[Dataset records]
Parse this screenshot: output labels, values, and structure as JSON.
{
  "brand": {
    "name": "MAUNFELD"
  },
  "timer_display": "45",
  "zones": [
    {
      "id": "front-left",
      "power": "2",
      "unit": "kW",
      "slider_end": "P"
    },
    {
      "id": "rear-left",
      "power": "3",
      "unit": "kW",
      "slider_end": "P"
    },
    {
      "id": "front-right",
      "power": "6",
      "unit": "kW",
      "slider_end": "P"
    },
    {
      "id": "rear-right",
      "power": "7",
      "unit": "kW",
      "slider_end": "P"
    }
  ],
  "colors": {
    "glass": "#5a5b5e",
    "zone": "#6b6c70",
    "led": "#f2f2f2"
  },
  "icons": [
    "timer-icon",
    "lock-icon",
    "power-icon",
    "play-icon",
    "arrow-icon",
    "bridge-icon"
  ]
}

◆ Stated goal
Retype every entry above, word for word.

◆ Answer below
Parse this screenshot: output labels, values, and structure as JSON.
{
  "brand": {
    "name": "MAUNFELD"
  },
  "timer_display": "45",
  "zones": [
    {
      "id": "front-left",
      "power": "2",
      "unit": "kW",
      "slider_end": "P"
    },
    {
      "id": "rear-left",
      "power": "3",
      "unit": "kW",
      "slider_end": "P"
    },
    {
      "id": "front-right",
      "power": "6",
      "unit": "kW",
      "slider_end": "P"
    },
    {
      "id": "rear-right",
      "power": "7",
      "unit": "kW",
      "slider_end": "P"
    }
  ],
  "colors": {
    "glass": "#5a5b5e",
    "zone": "#6b6c70",
    "led": "#f2f2f2"
  },
  "icons": [
    "timer-icon",
    "lock-icon",
    "power-icon",
    "play-icon",
    "arrow-icon",
    "bridge-icon"
  ]
}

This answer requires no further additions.